§ What you have to do
Transcribe all the entries word for word, but omit the images.

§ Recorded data
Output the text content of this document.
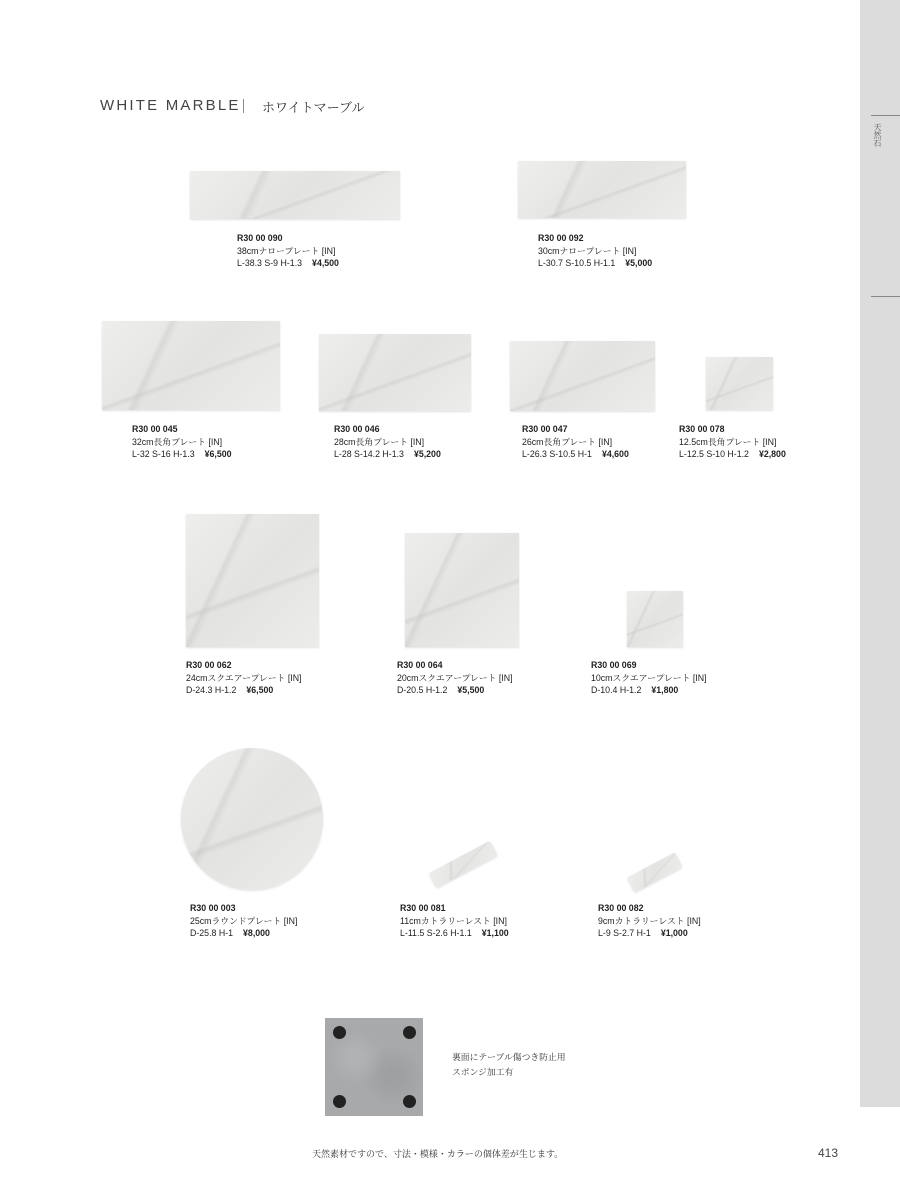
WHITE MARBLE ホワイトマーブル
天然石
R30 00 090
38cmナロープレート [IN]
L-38.3 S-9 H-1.3 ¥4,500
R30 00 092
30cmナロープレート [IN]
L-30.7 S-10.5 H-1.1 ¥5,000
R30 00 045
32cm長角プレート [IN]
L-32 S-16 H-1.3 ¥6,500
R30 00 046
28cm長角プレート [IN]
L-28 S-14.2 H-1.3 ¥5,200
R30 00 047
26cm長角プレート [IN]
L-26.3 S-10.5 H-1 ¥4,600
R30 00 078
12.5cm長角プレート [IN]
L-12.5 S-10 H-1.2 ¥2,800
R30 00 062
24cmスクエアープレート [IN]
D-24.3 H-1.2 ¥6,500
R30 00 064
20cmスクエアープレート [IN]
D-20.5 H-1.2 ¥5,500
R30 00 069
10cmスクエアープレート [IN]
D-10.4 H-1.2 ¥1,800
R30 00 003
25cmラウンドプレート [IN]
D-25.8 H-1 ¥8,000
R30 00 081
11cmカトラリーレスト [IN]
L-11.5 S-2.6 H-1.1 ¥1,100
R30 00 082
9cmカトラリーレスト [IN]
L-9 S-2.7 H-1 ¥1,000
裏面にテーブル傷つき防止用
スポンジ加工有
天然素材ですので、寸法・模様・カラーの個体差が生じます。	413
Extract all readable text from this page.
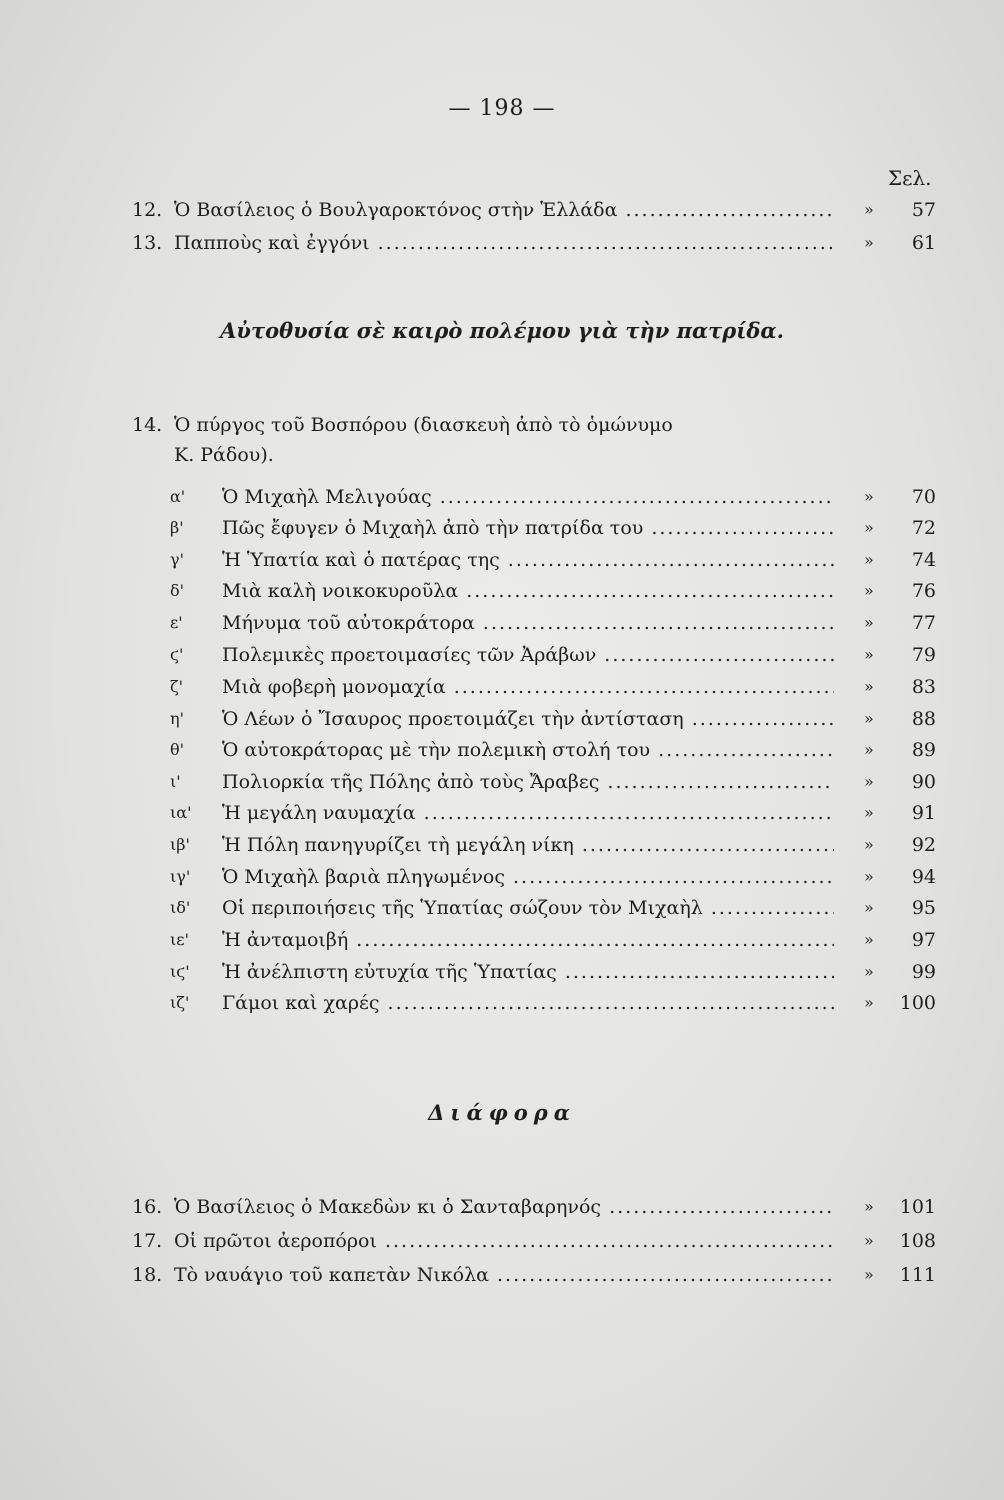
— 198 —
Σελ.
12. Ὁ Βασίλειος ὁ Βουλγαροκτόνος στὴν Ἑλλάδα .....	»	57
13. Παπποὺς καὶ ἐγγόνι .....	»	61
Αὐτοθυσία σὲ καιρὸ πολέμου γιὰ τὴν πατρίδα.
14. Ὁ πύργος τοῦ Βοσπόρου (διασκευὴ ἀπὸ τὸ ὁμώνυμο
Κ. Ράδου).
α' Ὁ Μιχαὴλ Μελιγούας .....	»	70
β' Πῶς ἔφυγεν ὁ Μιχαὴλ ἀπὸ τὴν πατρίδα του .....	»	72
γ' Ἡ Ὑπατία καὶ ὁ πατέρας της .....	»	74
δ' Μιὰ καλὴ νοικοκυροῦλα .....	»	76
ε' Μήνυμα τοῦ αὐτοκράτορα .....	»	77
ϛ' Πολεμικὲς προετοιμασίες τῶν Ἀράβων .....	»	79
ζ' Μιὰ φοβερὴ μονομαχία .....	»	83
η' Ὁ Λέων ὁ Ἴσαυρος προετοιμάζει τὴν ἀντίσταση .....	»	88
θ' Ὁ αὐτοκράτορας μὲ τὴν πολεμικὴ στολή του .....	»	89
ι' Πολιορκία τῆς Πόλης ἀπὸ τοὺς Ἄραβες .....	»	90
ια' Ἡ μεγάλη ναυμαχία .....	»	91
ιβ' Ἡ Πόλη πανηγυρίζει τὴ μεγάλη νίκη .....	»	92
ιγ' Ὁ Μιχαὴλ βαριὰ πληγωμένος .....	»	94
ιδ' Οἱ περιποιήσεις τῆς Ὑπατίας σώζουν τὸν Μιχαὴλ .....	»	95
ιε' Ἡ ἀνταμοιβή .....	»	97
ιϛ' Ἡ ἀνέλπιστη εὐτυχία τῆς Ὑπατίας .....	»	99
ιζ' Γάμοι καὶ χαρές .....	» 100
Διάφορα
16. Ὁ Βασίλειος ὁ Μακεδὼν κι ὁ Σανταβαρηνός .....	» 101
17. Οἱ πρῶτοι ἀεροπόροι .....	» 108
18. Τὸ ναυάγιο τοῦ καπετὰν Νικόλα .....	» 111
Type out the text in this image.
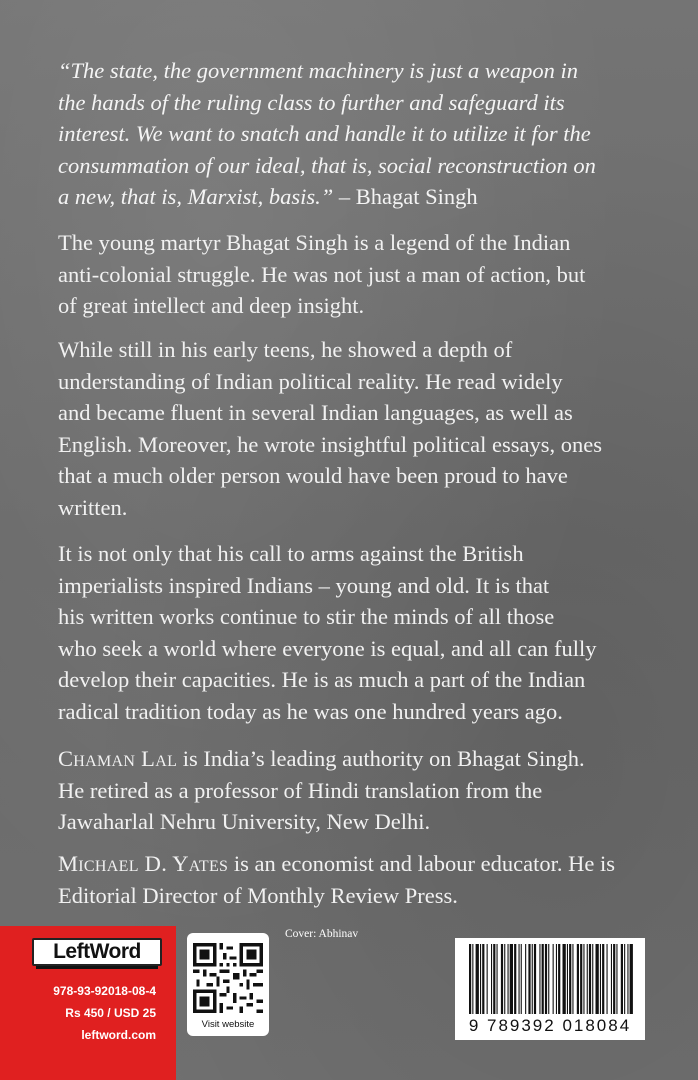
“The state, the government machinery is just a weapon in
the hands of the ruling class to further and safeguard its
interest. We want to snatch and handle it to utilize it for the
consummation of our ideal, that is, social reconstruction on
a new, that is, Marxist, basis.” – Bhagat Singh

The young martyr Bhagat Singh is a legend of the Indian
anti-colonial struggle. He was not just a man of action, but
of great intellect and deep insight.

While still in his early teens, he showed a depth of
understanding of Indian political reality. He read widely
and became fluent in several Indian languages, as well as
English. Moreover, he wrote insightful political essays, ones
that a much older person would have been proud to have
written.

It is not only that his call to arms against the British
imperialists inspired Indians – young and old. It is that
his written works continue to stir the minds of all those
who seek a world where everyone is equal, and all can fully
develop their capacities. He is as much a part of the Indian
radical tradition today as he was one hundred years ago.

Chaman Lal is India’s leading authority on Bhagat Singh.
He retired as a professor of Hindi translation from the
Jawaharlal Nehru University, New Delhi.

Michael D. Yates is an economist and labour educator. He is
Editorial Director of Monthly Review Press.

LeftWord
978-93-92018-08-4
Rs 450 / USD 25
leftword.com
Visit website
Cover: Abhinav
9 789392 018084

§ Task solution
Output the text content of this document.
WHITE MARBLE ホワイトマーブル
天然石
R30 00 090
38cmナロープレート [IN]
L-38.3 S-9 H-1.3 ¥4,500
R30 00 092
30cmナロープレート [IN]
L-30.7 S-10.5 H-1.1 ¥5,000
R30 00 045
32cm長角プレート [IN]
L-32 S-16 H-1.3 ¥6,500
R30 00 046
28cm長角プレート [IN]
L-28 S-14.2 H-1.3 ¥5,200
R30 00 047
26cm長角プレート [IN]
L-26.3 S-10.5 H-1 ¥4,600
R30 00 078
12.5cm長角プレート [IN]
L-12.5 S-10 H-1.2 ¥2,800
R30 00 062
24cmスクエアープレート [IN]
D-24.3 H-1.2 ¥6,500
R30 00 064
20cmスクエアープレート [IN]
D-20.5 H-1.2 ¥5,500
R30 00 069
10cmスクエアープレート [IN]
D-10.4 H-1.2 ¥1,800
R30 00 003
25cmラウンドプレート [IN]
D-25.8 H-1 ¥8,000
R30 00 081
11cmカトラリーレスト [IN]
L-11.5 S-2.6 H-1.1 ¥1,100
R30 00 082
9cmカトラリーレスト [IN]
L-9 S-2.7 H-1 ¥1,000
裏面にテーブル傷つき防止用
スポンジ加工有
天然素材ですので、寸法・模様・カラーの個体差が生じます。	413
Extract all readable text from this page.
— 198 —
Σελ.
12. Ὁ Βασίλειος ὁ Βουλγαροκτόνος στὴν Ἑλλάδα .....	»	57
13. Παπποὺς καὶ ἐγγόνι .....	»	61
Αὐτοθυσία σὲ καιρὸ πολέμου γιὰ τὴν πατρίδα.
14. Ὁ πύργος τοῦ Βοσπόρου (διασκευὴ ἀπὸ τὸ ὁμώνυμο
Κ. Ράδου).
α' Ὁ Μιχαὴλ Μελιγούας .....	»	70
β' Πῶς ἔφυγεν ὁ Μιχαὴλ ἀπὸ τὴν πατρίδα του .....	»	72
γ' Ἡ Ὑπατία καὶ ὁ πατέρας της .....	»	74
δ' Μιὰ καλὴ νοικοκυροῦλα .....	»	76
ε' Μήνυμα τοῦ αὐτοκράτορα .....	»	77
ϛ' Πολεμικὲς προετοιμασίες τῶν Ἀράβων .....	»	79
ζ' Μιὰ φοβερὴ μονομαχία .....	»	83
η' Ὁ Λέων ὁ Ἴσαυρος προετοιμάζει τὴν ἀντίσταση .....	»	88
θ' Ὁ αὐτοκράτορας μὲ τὴν πολεμικὴ στολή του .....	»	89
ι' Πολιορκία τῆς Πόλης ἀπὸ τοὺς Ἄραβες .....	»	90
ια' Ἡ μεγάλη ναυμαχία .....	»	91
ιβ' Ἡ Πόλη πανηγυρίζει τὴ μεγάλη νίκη .....	»	92
ιγ' Ὁ Μιχαὴλ βαριὰ πληγωμένος .....	»	94
ιδ' Οἱ περιποιήσεις τῆς Ὑπατίας σώζουν τὸν Μιχαὴλ .....	»	95
ιε' Ἡ ἀνταμοιβή .....	»	97
ιϛ' Ἡ ἀνέλπιστη εὐτυχία τῆς Ὑπατίας .....	»	99
ιζ' Γάμοι καὶ χαρές .....	» 100
Διάφορα
16. Ὁ Βασίλειος ὁ Μακεδὼν κι ὁ Σανταβαρηνός .....	» 101
17. Οἱ πρῶτοι ἀεροπόροι .....	» 108
18. Τὸ ναυάγιο τοῦ καπετὰν Νικόλα .....	» 111
Type out the text in this image.
“The state, the government machinery is just a weapon in
the hands of the ruling class to further and safeguard its
interest. We want to snatch and handle it to utilize it for the
consummation of our ideal, that is, social reconstruction on
a new, that is, Marxist, basis.” – Bhagat Singh

The young martyr Bhagat Singh is a legend of the Indian
anti-colonial struggle. He was not just a man of action, but
of great intellect and deep insight.

While still in his early teens, he showed a depth of
understanding of Indian political reality. He read widely
and became fluent in several Indian languages, as well as
English. Moreover, he wrote insightful political essays, ones
that a much older person would have been proud to have
written.

It is not only that his call to arms against the British
imperialists inspired Indians – young and old. It is that
his written works continue to stir the minds of all those
who seek a world where everyone is equal, and all can fully
develop their capacities. He is as much a part of the Indian
radical tradition today as he was one hundred years ago.

Chaman Lal is India’s leading authority on Bhagat Singh.
He retired as a professor of Hindi translation from the
Jawaharlal Nehru University, New Delhi.

Michael D. Yates is an economist and labour educator. He is
Editorial Director of Monthly Review Press.

LeftWord
978-93-92018-08-4
Rs 450 / USD 25
leftword.com
Visit website
Cover: Abhinav
9 789392 018084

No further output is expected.